▸ **MATERIAL SHOWN**:
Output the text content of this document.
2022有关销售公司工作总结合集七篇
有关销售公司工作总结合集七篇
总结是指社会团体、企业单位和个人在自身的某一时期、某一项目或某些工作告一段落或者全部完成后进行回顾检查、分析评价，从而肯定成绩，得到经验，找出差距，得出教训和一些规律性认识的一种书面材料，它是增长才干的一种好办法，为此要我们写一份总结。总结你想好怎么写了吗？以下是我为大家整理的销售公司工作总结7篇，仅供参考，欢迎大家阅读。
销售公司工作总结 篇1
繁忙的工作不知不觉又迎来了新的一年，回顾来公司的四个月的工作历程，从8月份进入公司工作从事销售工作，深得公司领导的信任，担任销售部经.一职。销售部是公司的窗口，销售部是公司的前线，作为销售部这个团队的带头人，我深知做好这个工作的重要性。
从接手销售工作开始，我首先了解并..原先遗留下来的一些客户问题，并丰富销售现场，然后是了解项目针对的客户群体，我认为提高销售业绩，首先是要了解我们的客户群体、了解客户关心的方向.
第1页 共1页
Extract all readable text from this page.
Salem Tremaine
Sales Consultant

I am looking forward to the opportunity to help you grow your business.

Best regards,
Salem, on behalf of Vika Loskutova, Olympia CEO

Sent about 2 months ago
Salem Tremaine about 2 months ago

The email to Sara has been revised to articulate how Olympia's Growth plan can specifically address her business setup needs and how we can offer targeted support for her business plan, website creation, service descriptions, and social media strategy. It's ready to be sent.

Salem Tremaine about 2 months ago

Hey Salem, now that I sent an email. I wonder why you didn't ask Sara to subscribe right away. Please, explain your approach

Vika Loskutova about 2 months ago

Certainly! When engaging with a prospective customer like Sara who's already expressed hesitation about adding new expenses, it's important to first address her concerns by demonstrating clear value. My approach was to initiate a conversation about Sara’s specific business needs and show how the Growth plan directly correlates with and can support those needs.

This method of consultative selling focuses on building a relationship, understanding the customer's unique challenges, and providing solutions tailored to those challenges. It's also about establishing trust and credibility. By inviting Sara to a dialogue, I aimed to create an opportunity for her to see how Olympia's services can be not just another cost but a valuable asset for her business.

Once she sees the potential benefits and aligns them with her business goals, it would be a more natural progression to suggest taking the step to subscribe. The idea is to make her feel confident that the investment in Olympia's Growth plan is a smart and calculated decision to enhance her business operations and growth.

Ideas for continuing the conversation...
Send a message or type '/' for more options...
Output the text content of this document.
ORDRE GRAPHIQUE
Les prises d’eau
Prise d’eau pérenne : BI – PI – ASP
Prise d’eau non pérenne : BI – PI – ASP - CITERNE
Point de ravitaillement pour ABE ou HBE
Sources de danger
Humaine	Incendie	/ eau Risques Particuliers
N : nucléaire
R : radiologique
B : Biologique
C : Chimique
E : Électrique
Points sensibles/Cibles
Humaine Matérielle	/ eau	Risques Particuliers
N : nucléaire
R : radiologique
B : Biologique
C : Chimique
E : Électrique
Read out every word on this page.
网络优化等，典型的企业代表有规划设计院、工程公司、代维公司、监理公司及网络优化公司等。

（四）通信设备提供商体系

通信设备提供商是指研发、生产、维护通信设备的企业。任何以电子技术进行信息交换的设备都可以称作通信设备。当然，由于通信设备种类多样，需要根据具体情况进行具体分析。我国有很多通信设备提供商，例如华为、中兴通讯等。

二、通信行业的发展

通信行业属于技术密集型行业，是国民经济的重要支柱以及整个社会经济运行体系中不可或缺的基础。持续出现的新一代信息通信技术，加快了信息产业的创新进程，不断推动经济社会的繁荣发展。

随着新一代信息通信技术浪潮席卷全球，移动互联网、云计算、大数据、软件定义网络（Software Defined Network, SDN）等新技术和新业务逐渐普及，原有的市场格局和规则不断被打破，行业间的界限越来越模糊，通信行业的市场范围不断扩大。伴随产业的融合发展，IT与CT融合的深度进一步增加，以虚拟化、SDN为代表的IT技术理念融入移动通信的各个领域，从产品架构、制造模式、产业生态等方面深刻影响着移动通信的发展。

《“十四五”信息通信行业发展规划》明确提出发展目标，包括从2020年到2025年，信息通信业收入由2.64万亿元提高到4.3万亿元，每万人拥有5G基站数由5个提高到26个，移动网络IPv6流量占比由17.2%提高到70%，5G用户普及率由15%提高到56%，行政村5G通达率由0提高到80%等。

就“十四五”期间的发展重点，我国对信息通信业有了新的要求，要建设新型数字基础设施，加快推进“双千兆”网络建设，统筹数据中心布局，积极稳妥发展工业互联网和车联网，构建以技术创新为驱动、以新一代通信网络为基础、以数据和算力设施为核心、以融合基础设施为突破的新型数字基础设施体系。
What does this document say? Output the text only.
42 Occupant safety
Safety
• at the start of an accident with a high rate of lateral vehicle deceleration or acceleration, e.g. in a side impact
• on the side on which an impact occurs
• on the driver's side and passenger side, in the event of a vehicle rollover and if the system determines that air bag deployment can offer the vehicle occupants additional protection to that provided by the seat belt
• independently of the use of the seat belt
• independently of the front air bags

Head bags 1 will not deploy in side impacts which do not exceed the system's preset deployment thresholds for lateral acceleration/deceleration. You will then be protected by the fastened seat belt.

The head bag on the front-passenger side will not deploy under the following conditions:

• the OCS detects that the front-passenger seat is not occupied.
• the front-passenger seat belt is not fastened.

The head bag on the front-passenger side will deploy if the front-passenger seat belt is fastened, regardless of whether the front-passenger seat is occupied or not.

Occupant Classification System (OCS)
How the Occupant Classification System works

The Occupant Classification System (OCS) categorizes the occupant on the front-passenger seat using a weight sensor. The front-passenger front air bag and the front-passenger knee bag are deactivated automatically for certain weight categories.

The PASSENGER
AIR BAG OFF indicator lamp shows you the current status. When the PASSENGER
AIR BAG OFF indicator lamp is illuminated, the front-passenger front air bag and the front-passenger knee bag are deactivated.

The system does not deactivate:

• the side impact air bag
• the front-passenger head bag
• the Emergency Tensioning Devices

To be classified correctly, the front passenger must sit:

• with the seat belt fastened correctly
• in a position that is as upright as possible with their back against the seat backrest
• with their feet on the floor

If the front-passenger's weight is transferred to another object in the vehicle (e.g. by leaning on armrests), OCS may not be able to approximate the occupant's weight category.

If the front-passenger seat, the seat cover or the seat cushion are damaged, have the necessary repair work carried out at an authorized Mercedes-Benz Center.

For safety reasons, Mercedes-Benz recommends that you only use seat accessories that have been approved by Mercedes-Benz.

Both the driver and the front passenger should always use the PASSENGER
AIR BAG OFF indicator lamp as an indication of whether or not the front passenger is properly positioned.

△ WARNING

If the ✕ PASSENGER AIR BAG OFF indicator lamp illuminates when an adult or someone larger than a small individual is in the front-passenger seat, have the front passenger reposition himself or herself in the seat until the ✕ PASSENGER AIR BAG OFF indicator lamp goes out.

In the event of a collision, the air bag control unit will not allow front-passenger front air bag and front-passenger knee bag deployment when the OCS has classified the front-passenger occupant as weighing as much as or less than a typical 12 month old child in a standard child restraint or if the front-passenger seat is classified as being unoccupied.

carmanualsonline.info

▸ **YOUR INSTRUCTIONS**:
Above are the records; copy all of them exactly.

▸ **EXERCISE ANSWER**:
Output the text content of this document.
2022有关销售公司工作总结合集七篇
有关销售公司工作总结合集七篇
总结是指社会团体、企业单位和个人在自身的某一时期、某一项目或某些工作告一段落或者全部完成后进行回顾检查、分析评价，从而肯定成绩，得到经验，找出差距，得出教训和一些规律性认识的一种书面材料，它是增长才干的一种好办法，为此要我们写一份总结。总结你想好怎么写了吗？以下是我为大家整理的销售公司工作总结7篇，仅供参考，欢迎大家阅读。
销售公司工作总结 篇1
繁忙的工作不知不觉又迎来了新的一年，回顾来公司的四个月的工作历程，从8月份进入公司工作从事销售工作，深得公司领导的信任，担任销售部经.一职。销售部是公司的窗口，销售部是公司的前线，作为销售部这个团队的带头人，我深知做好这个工作的重要性。
从接手销售工作开始，我首先了解并..原先遗留下来的一些客户问题，并丰富销售现场，然后是了解项目针对的客户群体，我认为提高销售业绩，首先是要了解我们的客户群体、了解客户关心的方向.
第1页 共1页
Extract all readable text from this page.
Salem Tremaine
Sales Consultant

I am looking forward to the opportunity to help you grow your business.

Best regards,
Salem, on behalf of Vika Loskutova, Olympia CEO

Sent about 2 months ago
Salem Tremaine about 2 months ago

The email to Sara has been revised to articulate how Olympia's Growth plan can specifically address her business setup needs and how we can offer targeted support for her business plan, website creation, service descriptions, and social media strategy. It's ready to be sent.

Salem Tremaine about 2 months ago

Hey Salem, now that I sent an email. I wonder why you didn't ask Sara to subscribe right away. Please, explain your approach

Vika Loskutova about 2 months ago

Certainly! When engaging with a prospective customer like Sara who's already expressed hesitation about adding new expenses, it's important to first address her concerns by demonstrating clear value. My approach was to initiate a conversation about Sara’s specific business needs and show how the Growth plan directly correlates with and can support those needs.

This method of consultative selling focuses on building a relationship, understanding the customer's unique challenges, and providing solutions tailored to those challenges. It's also about establishing trust and credibility. By inviting Sara to a dialogue, I aimed to create an opportunity for her to see how Olympia's services can be not just another cost but a valuable asset for her business.

Once she sees the potential benefits and aligns them with her business goals, it would be a more natural progression to suggest taking the step to subscribe. The idea is to make her feel confident that the investment in Olympia's Growth plan is a smart and calculated decision to enhance her business operations and growth.

Ideas for continuing the conversation...
Send a message or type '/' for more options...
Output the text content of this document.
ORDRE GRAPHIQUE
Les prises d’eau
Prise d’eau pérenne : BI – PI – ASP
Prise d’eau non pérenne : BI – PI – ASP - CITERNE
Point de ravitaillement pour ABE ou HBE
Sources de danger
Humaine	Incendie	/ eau Risques Particuliers
N : nucléaire
R : radiologique
B : Biologique
C : Chimique
E : Électrique
Points sensibles/Cibles
Humaine Matérielle	/ eau	Risques Particuliers
N : nucléaire
R : radiologique
B : Biologique
C : Chimique
E : Électrique
Read out every word on this page.
网络优化等，典型的企业代表有规划设计院、工程公司、代维公司、监理公司及网络优化公司等。

（四）通信设备提供商体系

通信设备提供商是指研发、生产、维护通信设备的企业。任何以电子技术进行信息交换的设备都可以称作通信设备。当然，由于通信设备种类多样，需要根据具体情况进行具体分析。我国有很多通信设备提供商，例如华为、中兴通讯等。

二、通信行业的发展

通信行业属于技术密集型行业，是国民经济的重要支柱以及整个社会经济运行体系中不可或缺的基础。持续出现的新一代信息通信技术，加快了信息产业的创新进程，不断推动经济社会的繁荣发展。

随着新一代信息通信技术浪潮席卷全球，移动互联网、云计算、大数据、软件定义网络（Software Defined Network, SDN）等新技术和新业务逐渐普及，原有的市场格局和规则不断被打破，行业间的界限越来越模糊，通信行业的市场范围不断扩大。伴随产业的融合发展，IT与CT融合的深度进一步增加，以虚拟化、SDN为代表的IT技术理念融入移动通信的各个领域，从产品架构、制造模式、产业生态等方面深刻影响着移动通信的发展。

《“十四五”信息通信行业发展规划》明确提出发展目标，包括从2020年到2025年，信息通信业收入由2.64万亿元提高到4.3万亿元，每万人拥有5G基站数由5个提高到26个，移动网络IPv6流量占比由17.2%提高到70%，5G用户普及率由15%提高到56%，行政村5G通达率由0提高到80%等。

就“十四五”期间的发展重点，我国对信息通信业有了新的要求，要建设新型数字基础设施，加快推进“双千兆”网络建设，统筹数据中心布局，积极稳妥发展工业互联网和车联网，构建以技术创新为驱动、以新一代通信网络为基础、以数据和算力设施为核心、以融合基础设施为突破的新型数字基础设施体系。
What does this document say? Output the text only.
42 Occupant safety
Safety
• at the start of an accident with a high rate of lateral vehicle deceleration or acceleration, e.g. in a side impact
• on the side on which an impact occurs
• on the driver's side and passenger side, in the event of a vehicle rollover and if the system determines that air bag deployment can offer the vehicle occupants additional protection to that provided by the seat belt
• independently of the use of the seat belt
• independently of the front air bags

Head bags 1 will not deploy in side impacts which do not exceed the system's preset deployment thresholds for lateral acceleration/deceleration. You will then be protected by the fastened seat belt.

The head bag on the front-passenger side will not deploy under the following conditions:

• the OCS detects that the front-passenger seat is not occupied.
• the front-passenger seat belt is not fastened.

The head bag on the front-passenger side will deploy if the front-passenger seat belt is fastened, regardless of whether the front-passenger seat is occupied or not.

Occupant Classification System (OCS)
How the Occupant Classification System works

The Occupant Classification System (OCS) categorizes the occupant on the front-passenger seat using a weight sensor. The front-passenger front air bag and the front-passenger knee bag are deactivated automatically for certain weight categories.

The PASSENGER
AIR BAG OFF indicator lamp shows you the current status. When the PASSENGER
AIR BAG OFF indicator lamp is illuminated, the front-passenger front air bag and the front-passenger knee bag are deactivated.

The system does not deactivate:

• the side impact air bag
• the front-passenger head bag
• the Emergency Tensioning Devices

To be classified correctly, the front passenger must sit:

• with the seat belt fastened correctly
• in a position that is as upright as possible with their back against the seat backrest
• with their feet on the floor

If the front-passenger's weight is transferred to another object in the vehicle (e.g. by leaning on armrests), OCS may not be able to approximate the occupant's weight category.

If the front-passenger seat, the seat cover or the seat cushion are damaged, have the necessary repair work carried out at an authorized Mercedes-Benz Center.

For safety reasons, Mercedes-Benz recommends that you only use seat accessories that have been approved by Mercedes-Benz.

Both the driver and the front passenger should always use the PASSENGER
AIR BAG OFF indicator lamp as an indication of whether or not the front passenger is properly positioned.

△ WARNING

If the ✕ PASSENGER AIR BAG OFF indicator lamp illuminates when an adult or someone larger than a small individual is in the front-passenger seat, have the front passenger reposition himself or herself in the seat until the ✕ PASSENGER AIR BAG OFF indicator lamp goes out.

In the event of a collision, the air bag control unit will not allow front-passenger front air bag and front-passenger knee bag deployment when the OCS has classified the front-passenger occupant as weighing as much as or less than a typical 12 month old child in a standard child restraint or if the front-passenger seat is classified as being unoccupied.

carmanualsonline.info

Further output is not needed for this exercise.